### WHAT THIS TASK INVOLVES
Reproduce each line of the listing exactly.

### DATA FOR PROCESSING

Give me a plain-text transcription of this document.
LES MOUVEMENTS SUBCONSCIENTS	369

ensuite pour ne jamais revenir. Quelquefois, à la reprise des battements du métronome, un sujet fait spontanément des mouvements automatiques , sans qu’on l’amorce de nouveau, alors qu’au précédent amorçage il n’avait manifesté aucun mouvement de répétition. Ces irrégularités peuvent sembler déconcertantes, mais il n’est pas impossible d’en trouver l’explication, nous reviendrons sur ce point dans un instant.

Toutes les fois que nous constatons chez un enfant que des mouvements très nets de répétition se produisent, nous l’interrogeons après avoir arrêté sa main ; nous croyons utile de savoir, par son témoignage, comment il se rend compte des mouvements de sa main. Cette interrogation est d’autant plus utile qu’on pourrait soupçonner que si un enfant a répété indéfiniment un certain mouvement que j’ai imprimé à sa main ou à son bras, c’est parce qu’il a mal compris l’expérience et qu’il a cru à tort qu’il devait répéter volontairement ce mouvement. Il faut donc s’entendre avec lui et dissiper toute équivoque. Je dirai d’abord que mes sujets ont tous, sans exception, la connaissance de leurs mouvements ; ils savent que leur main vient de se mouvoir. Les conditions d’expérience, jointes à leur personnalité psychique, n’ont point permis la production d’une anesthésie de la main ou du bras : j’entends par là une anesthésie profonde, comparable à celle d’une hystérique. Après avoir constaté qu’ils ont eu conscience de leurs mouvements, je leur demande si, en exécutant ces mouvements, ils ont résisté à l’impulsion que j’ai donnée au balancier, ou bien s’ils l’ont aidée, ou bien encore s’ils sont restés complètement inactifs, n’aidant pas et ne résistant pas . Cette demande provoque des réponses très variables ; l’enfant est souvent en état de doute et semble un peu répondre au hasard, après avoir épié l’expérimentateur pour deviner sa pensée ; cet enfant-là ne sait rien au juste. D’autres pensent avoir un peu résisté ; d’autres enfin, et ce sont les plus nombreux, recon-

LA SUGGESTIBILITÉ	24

### SOLUTION BELOW
Give me a plain-text transcription of this document.
LES MOUVEMENTS SUBCONSCIENTS	369

ensuite pour ne jamais revenir. Quelquefois, à la reprise des battements du métronome, un sujet fait spontanément des mouvements automatiques , sans qu’on l’amorce de nouveau, alors qu’au précédent amorçage il n’avait manifesté aucun mouvement de répétition. Ces irrégularités peuvent sembler déconcertantes, mais il n’est pas impossible d’en trouver l’explication, nous reviendrons sur ce point dans un instant.

Toutes les fois que nous constatons chez un enfant que des mouvements très nets de répétition se produisent, nous l’interrogeons après avoir arrêté sa main ; nous croyons utile de savoir, par son témoignage, comment il se rend compte des mouvements de sa main. Cette interrogation est d’autant plus utile qu’on pourrait soupçonner que si un enfant a répété indéfiniment un certain mouvement que j’ai imprimé à sa main ou à son bras, c’est parce qu’il a mal compris l’expérience et qu’il a cru à tort qu’il devait répéter volontairement ce mouvement. Il faut donc s’entendre avec lui et dissiper toute équivoque. Je dirai d’abord que mes sujets ont tous, sans exception, la connaissance de leurs mouvements ; ils savent que leur main vient de se mouvoir. Les conditions d’expérience, jointes à leur personnalité psychique, n’ont point permis la production d’une anesthésie de la main ou du bras : j’entends par là une anesthésie profonde, comparable à celle d’une hystérique. Après avoir constaté qu’ils ont eu conscience de leurs mouvements, je leur demande si, en exécutant ces mouvements, ils ont résisté à l’impulsion que j’ai donnée au balancier, ou bien s’ils l’ont aidée, ou bien encore s’ils sont restés complètement inactifs, n’aidant pas et ne résistant pas . Cette demande provoque des réponses très variables ; l’enfant est souvent en état de doute et semble un peu répondre au hasard, après avoir épié l’expérimentateur pour deviner sa pensée ; cet enfant-là ne sait rien au juste. D’autres pensent avoir un peu résisté ; d’autres enfin, et ce sont les plus nombreux, recon-

LA SUGGESTIBILITÉ	24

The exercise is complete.